Set exercise:
Extract all lines that hold "name" from the records below.

Excerpted records:
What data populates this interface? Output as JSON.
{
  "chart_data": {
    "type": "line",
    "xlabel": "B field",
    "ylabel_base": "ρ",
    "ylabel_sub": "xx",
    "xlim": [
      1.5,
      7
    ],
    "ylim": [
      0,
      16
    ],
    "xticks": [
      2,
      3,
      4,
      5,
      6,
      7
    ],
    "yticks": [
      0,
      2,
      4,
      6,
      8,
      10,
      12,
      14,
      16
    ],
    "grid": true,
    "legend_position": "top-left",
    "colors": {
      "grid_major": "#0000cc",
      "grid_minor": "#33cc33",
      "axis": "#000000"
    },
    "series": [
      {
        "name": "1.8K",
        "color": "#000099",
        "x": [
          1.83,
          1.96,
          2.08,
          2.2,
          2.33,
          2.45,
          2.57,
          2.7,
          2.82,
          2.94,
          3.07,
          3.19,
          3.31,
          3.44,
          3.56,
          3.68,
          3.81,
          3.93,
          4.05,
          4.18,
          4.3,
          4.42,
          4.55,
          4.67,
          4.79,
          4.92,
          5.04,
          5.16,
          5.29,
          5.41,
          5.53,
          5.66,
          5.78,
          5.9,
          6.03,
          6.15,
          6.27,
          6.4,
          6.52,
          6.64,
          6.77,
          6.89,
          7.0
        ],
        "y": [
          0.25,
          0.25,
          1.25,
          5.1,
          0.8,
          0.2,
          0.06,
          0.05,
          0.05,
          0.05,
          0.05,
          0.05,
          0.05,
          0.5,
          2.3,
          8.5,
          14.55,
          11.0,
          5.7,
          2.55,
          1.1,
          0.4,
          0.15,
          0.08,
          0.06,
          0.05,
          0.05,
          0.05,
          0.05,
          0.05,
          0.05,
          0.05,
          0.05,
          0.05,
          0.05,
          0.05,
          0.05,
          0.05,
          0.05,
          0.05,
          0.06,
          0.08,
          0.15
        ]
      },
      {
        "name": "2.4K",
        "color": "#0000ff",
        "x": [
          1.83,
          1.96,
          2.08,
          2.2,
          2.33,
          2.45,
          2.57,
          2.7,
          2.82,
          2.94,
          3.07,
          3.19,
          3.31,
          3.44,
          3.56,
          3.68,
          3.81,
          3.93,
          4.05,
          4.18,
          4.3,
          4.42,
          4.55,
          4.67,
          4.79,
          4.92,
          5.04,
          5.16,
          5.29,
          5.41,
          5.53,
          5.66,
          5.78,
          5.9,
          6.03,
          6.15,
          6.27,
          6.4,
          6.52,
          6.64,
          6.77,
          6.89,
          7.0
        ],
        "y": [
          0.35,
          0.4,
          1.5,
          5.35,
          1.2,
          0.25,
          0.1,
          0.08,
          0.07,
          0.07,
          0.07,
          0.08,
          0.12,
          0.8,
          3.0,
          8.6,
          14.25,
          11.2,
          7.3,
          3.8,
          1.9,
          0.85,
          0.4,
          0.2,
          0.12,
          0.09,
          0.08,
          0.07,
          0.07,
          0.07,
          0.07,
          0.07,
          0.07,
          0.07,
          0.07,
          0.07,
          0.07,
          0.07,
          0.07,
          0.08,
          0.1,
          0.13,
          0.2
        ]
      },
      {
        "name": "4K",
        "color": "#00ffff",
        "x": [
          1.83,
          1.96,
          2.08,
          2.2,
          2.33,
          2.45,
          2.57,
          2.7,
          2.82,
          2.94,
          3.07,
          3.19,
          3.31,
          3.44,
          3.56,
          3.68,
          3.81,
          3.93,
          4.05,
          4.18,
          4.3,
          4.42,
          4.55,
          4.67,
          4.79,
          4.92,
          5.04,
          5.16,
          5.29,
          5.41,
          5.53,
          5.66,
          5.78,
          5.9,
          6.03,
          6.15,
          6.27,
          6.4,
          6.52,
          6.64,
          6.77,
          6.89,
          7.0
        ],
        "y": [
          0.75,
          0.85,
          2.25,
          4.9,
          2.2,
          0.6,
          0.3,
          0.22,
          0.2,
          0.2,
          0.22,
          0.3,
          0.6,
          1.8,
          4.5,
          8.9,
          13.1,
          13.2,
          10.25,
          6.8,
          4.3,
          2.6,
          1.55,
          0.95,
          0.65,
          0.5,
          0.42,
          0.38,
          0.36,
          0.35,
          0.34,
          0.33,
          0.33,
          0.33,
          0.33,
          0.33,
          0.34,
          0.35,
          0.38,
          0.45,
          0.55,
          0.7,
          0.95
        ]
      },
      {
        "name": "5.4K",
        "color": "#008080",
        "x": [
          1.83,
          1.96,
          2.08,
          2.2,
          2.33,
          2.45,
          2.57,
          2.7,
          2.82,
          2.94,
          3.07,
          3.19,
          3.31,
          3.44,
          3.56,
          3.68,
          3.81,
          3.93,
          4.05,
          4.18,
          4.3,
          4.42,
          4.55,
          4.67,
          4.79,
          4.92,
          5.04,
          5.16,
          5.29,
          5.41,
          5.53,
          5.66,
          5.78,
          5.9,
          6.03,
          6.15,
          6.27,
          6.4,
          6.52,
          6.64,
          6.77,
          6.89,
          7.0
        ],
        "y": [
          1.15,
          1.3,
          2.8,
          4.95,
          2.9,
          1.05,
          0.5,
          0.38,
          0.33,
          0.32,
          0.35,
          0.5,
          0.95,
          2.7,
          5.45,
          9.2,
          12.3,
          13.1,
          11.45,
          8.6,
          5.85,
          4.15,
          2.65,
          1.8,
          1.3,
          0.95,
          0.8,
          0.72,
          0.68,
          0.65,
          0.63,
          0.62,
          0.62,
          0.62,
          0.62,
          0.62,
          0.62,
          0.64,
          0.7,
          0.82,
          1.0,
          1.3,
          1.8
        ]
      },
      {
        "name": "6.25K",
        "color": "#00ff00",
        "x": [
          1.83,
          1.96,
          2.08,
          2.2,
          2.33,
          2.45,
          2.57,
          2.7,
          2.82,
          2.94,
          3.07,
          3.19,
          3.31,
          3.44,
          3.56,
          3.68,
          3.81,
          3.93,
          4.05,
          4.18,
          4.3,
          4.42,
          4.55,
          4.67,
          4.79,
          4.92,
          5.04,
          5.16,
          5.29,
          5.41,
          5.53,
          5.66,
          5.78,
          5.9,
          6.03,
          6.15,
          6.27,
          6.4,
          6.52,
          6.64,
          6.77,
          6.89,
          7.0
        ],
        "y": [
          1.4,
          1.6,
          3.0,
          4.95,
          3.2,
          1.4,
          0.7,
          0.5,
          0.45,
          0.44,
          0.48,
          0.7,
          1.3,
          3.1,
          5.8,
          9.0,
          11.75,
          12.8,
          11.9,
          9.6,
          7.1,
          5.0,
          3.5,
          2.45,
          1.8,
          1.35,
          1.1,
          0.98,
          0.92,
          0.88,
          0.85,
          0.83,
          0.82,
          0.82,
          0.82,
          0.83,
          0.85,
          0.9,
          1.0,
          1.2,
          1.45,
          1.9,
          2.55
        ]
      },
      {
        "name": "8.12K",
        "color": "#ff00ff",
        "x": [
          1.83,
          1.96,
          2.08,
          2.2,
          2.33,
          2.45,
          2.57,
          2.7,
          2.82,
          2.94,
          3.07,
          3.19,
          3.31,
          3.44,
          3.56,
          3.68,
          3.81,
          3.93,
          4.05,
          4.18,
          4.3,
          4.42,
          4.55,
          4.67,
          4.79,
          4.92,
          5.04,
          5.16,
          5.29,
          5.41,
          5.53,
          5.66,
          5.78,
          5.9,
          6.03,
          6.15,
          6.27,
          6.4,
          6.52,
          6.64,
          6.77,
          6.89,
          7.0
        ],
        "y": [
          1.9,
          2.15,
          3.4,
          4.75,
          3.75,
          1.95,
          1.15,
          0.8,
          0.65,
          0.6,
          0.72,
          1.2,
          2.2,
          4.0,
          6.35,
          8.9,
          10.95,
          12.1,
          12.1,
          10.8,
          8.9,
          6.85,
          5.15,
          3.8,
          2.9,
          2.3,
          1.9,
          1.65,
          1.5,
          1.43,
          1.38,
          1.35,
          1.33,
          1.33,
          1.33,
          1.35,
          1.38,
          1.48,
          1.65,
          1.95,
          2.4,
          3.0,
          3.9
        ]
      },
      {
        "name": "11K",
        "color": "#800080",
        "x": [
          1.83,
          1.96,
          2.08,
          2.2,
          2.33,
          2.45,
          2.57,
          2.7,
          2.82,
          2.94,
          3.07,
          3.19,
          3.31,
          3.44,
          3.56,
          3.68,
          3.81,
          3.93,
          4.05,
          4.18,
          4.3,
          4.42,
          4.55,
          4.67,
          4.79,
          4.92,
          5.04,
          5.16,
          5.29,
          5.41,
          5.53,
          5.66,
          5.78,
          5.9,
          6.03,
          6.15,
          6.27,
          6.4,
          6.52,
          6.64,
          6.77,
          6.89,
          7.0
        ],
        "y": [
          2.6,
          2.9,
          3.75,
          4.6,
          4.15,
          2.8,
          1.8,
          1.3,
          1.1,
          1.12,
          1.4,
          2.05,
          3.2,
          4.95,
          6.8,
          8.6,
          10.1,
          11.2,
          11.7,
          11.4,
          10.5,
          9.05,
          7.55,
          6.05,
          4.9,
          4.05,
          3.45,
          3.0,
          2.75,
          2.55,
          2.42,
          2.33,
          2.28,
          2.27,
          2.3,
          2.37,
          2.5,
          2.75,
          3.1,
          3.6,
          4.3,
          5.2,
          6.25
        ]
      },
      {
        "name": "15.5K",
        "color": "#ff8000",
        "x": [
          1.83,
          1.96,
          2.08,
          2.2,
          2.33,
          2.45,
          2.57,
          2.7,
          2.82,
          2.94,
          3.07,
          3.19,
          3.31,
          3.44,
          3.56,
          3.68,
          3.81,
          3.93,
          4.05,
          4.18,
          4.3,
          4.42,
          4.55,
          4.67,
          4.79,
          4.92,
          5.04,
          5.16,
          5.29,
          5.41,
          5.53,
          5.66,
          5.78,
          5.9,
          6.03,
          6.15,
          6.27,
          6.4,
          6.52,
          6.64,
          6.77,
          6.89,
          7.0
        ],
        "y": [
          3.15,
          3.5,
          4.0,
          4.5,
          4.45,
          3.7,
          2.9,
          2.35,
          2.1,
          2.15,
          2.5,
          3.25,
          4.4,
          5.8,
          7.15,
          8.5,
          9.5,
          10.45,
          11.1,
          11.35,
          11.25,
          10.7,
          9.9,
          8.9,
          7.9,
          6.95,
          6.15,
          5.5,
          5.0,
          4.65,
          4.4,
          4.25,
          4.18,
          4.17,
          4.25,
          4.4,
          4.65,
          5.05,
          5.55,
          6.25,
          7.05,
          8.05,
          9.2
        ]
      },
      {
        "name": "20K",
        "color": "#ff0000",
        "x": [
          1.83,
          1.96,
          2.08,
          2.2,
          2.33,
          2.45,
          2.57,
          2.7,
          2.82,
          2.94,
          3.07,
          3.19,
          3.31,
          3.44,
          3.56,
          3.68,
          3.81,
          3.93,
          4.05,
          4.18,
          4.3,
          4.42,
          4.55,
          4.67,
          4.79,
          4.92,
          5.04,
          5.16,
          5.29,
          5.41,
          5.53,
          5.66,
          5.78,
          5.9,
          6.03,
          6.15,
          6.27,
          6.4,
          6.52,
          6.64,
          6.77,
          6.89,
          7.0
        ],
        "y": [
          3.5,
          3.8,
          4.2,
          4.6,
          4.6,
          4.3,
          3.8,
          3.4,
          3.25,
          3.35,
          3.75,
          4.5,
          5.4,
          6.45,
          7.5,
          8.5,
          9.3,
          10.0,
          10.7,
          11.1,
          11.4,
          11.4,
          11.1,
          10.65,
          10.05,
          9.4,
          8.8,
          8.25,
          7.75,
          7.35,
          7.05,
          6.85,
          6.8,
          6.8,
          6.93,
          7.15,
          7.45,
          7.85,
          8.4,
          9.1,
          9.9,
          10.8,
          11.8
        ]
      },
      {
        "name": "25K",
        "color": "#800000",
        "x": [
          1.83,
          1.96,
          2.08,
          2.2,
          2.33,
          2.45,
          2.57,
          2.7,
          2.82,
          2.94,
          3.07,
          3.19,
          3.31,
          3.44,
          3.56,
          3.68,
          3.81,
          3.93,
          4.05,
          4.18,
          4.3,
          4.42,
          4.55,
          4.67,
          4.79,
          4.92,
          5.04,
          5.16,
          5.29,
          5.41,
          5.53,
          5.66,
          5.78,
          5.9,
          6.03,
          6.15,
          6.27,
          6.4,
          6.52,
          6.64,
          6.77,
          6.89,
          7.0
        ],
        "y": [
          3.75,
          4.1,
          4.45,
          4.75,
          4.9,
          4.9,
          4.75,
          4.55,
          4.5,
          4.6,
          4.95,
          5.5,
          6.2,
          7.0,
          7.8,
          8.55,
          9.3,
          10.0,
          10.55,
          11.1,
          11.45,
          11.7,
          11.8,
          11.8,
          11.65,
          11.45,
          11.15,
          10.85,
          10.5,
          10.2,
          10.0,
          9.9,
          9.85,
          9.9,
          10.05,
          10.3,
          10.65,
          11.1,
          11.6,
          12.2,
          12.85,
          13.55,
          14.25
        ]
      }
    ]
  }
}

Response below:
        "name": "1.8K",
        "name": "2.4K",
        "name": "4K",
        "name": "5.4K",
        "name": "6.25K",
        "name": "8.12K",
        "name": "11K",
        "name": "15.5K",
        "name": "20K",
        "name": "25K",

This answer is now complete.